◆ Exercise brief
Where does the string "Adrescontrol" appear in the records? Copy every line that contains it.

◆ Data shown
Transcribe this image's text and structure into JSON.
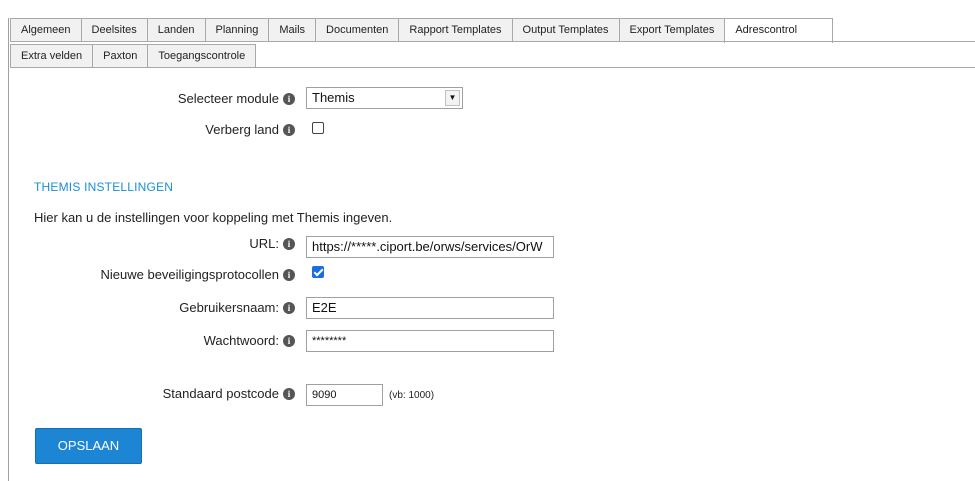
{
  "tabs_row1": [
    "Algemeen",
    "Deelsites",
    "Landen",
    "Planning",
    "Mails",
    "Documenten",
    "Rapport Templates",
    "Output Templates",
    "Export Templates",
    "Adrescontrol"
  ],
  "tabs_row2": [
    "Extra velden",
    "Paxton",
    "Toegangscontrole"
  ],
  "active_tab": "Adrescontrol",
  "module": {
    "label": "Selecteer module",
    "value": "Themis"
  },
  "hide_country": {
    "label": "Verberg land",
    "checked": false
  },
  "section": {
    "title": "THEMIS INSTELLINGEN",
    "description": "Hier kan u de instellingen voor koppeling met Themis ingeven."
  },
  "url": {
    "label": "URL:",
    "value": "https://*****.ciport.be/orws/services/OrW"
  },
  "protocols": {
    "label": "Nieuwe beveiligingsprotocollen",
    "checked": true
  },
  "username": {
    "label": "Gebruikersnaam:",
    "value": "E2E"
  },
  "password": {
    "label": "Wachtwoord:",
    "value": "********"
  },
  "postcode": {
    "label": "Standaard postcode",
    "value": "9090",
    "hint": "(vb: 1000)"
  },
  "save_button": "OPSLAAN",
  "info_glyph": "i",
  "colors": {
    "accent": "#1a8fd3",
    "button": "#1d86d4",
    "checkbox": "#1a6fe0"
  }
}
==
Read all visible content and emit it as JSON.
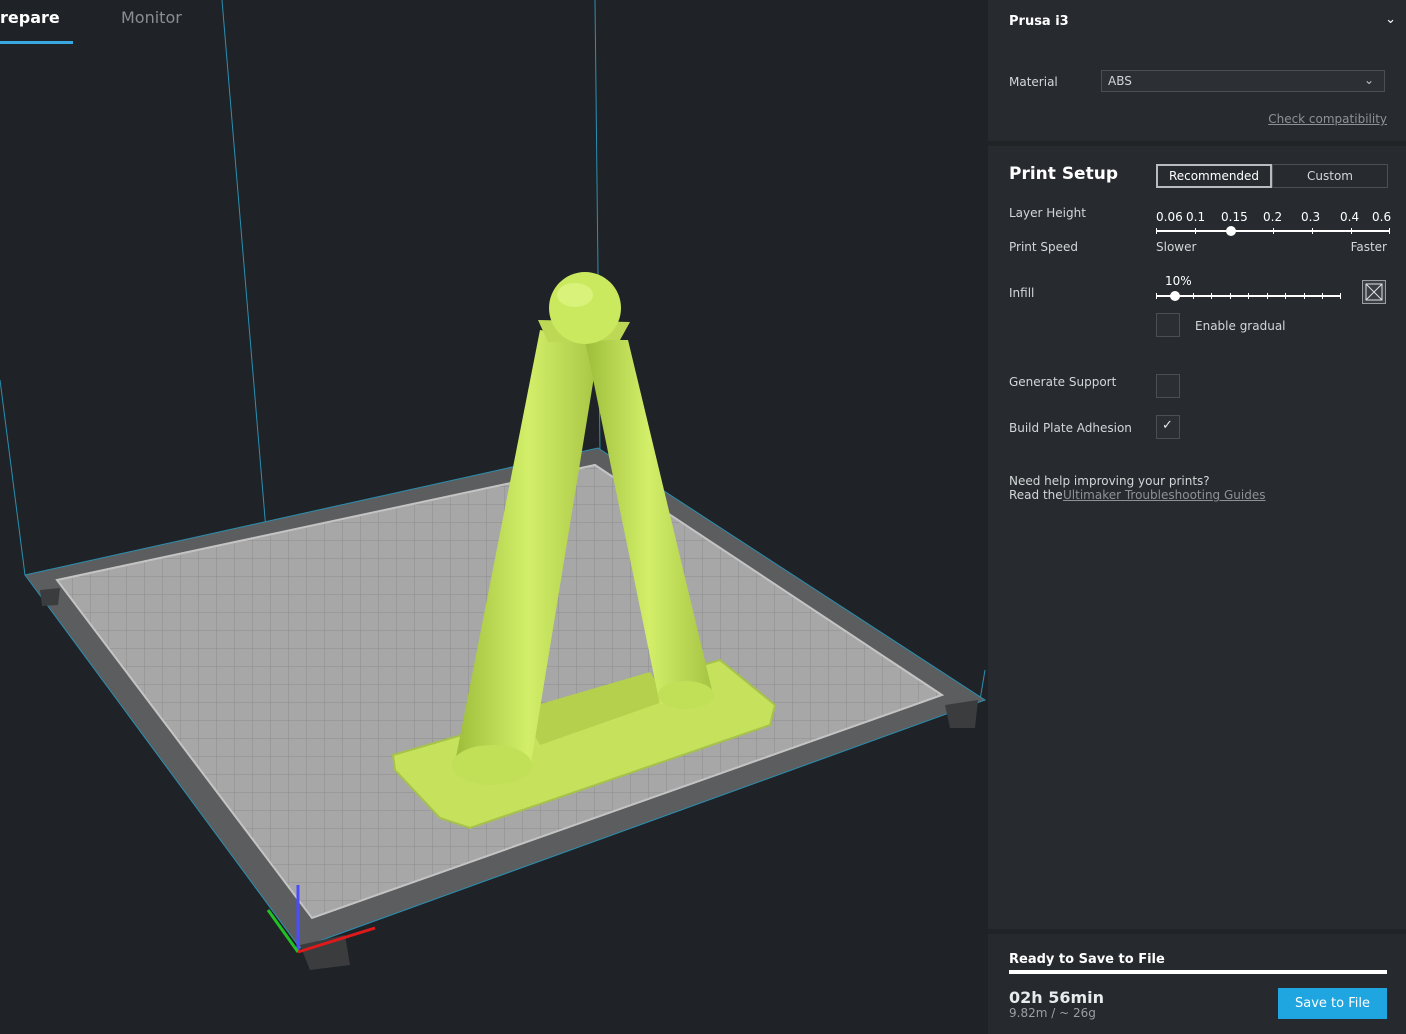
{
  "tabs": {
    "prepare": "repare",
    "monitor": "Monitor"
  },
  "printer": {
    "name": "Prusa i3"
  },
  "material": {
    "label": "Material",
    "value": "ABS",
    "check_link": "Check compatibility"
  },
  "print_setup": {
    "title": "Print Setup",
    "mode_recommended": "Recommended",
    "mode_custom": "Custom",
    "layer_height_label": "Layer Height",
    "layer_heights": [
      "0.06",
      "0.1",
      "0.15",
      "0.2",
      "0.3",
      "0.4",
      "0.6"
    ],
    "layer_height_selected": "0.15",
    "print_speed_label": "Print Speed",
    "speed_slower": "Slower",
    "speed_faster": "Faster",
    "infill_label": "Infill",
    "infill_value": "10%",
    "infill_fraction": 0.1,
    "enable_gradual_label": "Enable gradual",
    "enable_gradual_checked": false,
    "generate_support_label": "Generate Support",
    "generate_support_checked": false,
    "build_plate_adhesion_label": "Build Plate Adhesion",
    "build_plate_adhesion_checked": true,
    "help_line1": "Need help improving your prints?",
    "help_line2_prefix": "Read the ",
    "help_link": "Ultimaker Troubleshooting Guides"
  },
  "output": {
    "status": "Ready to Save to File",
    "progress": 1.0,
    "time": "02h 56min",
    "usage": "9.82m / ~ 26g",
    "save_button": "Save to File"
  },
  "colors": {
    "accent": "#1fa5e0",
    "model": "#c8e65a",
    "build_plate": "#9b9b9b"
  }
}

◆ The completed task
    "Adrescontrol"
  "active_tab": "Adrescontrol",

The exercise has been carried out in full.